PROVIDED PASSAGE:
"""
India is struggling to catch up with the spread of COVID-19

A patient and doctor in a mobile medical centre in India. [Photo: Trinity Care Foundation]

There are so many cases that hospitals cannot cope.

COVID-19 has been going out of control in some parts of India, causing terrible suffering.

One mother with breathing problems was brought to a hospital in East Delhi. However, the hospital was full so she had to wait on a stretcher outside. “Her husband and daughter pleaded with the guards to allow her to be taken to the emergency ward so she could be given oxygen,” reported the Indian Express.

The 44-year-old woman was wheeled in only an hour later. It was too late. She died soon after.

Such scenes were repeated thousands and thousands of times over the past few weeks. In early May, the country had more new cases of the disease than the rest of the world combined. On some days, there were so many people dying that they could not be given proper funerals.

Why it got so bad

Most patients who catch COVID-19 can stay at home and take ordinary medicines. Those who are very sick or weak need to be treated in hospital.

The coronavirus that causes COVID-19 attacks the lungs. Our lungs do amazing work: when we breathe, they draw oxygen from the air and absorb it into our blood.
"""
[Stored items]
"""
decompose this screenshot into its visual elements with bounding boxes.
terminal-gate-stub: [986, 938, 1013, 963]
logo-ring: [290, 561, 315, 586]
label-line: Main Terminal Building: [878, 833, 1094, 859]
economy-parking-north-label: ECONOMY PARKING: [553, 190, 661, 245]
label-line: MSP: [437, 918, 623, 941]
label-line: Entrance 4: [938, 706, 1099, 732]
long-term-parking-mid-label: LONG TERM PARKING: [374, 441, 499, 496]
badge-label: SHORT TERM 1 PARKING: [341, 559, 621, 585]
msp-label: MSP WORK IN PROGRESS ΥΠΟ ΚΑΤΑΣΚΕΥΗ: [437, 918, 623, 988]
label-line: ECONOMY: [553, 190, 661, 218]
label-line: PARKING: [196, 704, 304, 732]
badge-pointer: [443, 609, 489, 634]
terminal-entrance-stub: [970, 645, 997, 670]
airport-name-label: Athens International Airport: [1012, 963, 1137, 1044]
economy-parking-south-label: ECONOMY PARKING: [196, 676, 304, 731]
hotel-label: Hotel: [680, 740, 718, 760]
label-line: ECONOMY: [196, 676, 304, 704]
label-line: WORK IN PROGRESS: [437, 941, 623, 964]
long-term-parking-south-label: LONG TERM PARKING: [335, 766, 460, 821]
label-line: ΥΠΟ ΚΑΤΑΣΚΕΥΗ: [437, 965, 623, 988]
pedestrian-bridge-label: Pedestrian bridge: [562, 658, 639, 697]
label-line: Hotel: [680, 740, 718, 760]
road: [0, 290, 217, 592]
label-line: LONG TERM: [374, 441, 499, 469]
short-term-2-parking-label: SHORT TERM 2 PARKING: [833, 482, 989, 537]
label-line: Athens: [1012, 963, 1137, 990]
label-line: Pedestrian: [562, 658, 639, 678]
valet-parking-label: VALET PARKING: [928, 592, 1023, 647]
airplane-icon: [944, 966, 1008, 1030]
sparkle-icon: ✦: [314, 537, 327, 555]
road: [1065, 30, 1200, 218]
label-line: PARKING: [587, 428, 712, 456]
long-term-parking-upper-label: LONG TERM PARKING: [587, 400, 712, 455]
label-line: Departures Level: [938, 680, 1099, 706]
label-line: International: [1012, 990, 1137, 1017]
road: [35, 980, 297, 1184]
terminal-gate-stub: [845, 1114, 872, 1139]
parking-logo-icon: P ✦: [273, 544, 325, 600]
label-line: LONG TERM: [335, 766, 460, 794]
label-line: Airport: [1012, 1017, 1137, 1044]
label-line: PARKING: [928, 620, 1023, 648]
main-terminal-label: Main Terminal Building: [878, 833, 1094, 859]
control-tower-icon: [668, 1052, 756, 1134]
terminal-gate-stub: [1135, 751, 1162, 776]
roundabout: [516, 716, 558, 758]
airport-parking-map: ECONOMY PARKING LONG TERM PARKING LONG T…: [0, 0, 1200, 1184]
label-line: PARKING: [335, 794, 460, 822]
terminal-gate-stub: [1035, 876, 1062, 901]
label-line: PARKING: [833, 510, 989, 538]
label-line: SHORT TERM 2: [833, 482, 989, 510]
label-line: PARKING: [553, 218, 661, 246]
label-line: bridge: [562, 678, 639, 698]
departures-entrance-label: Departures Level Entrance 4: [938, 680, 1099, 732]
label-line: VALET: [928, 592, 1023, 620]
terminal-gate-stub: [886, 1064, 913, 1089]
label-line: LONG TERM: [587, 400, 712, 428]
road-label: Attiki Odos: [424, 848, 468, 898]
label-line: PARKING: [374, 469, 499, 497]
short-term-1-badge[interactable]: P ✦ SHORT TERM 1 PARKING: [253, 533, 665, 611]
"""
TO DO:
1: In the article about COVID-19 in India, condense the paragraph beginning "One mother with breathing problems" into two sentences that keep its main facts.
2: Pick up the article about COVID-19 in India after its final sentence and write what follows.

SOLVED PROBLEMS:
1: A mother with breathing problems was brought to a full hospital in East Delhi and had to wait outside on a stretcher. According to the Indian Express, her husband and daughter begged the guards to let her into the emergency ward so she could get oxygen.

2:
Oxygen is needed to fuel all the work our bodies do, like the thinking in our brains and beating of our hearts.

Air contains 21 percent oxygen but this may not be enough when patients have a respiratory illness like COVID-19, making them struggle to breathe. Doctors can then give patients extra oxygen from a tank to make it easier for the lungs to do their work.

With this oxygen plus special medicines, even patients with bad symptoms can recover.

So, doctors and nurses know how to handle COVID-19 cases. Only around 2 percent die from the disease. However, because the virus spreads so easily, the disease can spin out of control, overwhelming hospitals. If there are too many cases at the same time, there will not be enough hospital beds, doctors, nurses, medicines and oxygen for all of them. This is what happened in India.

Experts say the government made a big mistake after the country got over the first wave of the epidemic last year. It relaxed rules and allowed big crowds to gather for religious and political events. It also did not prepare enough beds and supplies in case of a second wave. The country, with help from other goverments, is desperately trying to control the disease. Until that happens, things will be very difficult.

VOCAB BUILDER

overwhelming (say “oh-verwellming”; adjective) = too powerful to handle.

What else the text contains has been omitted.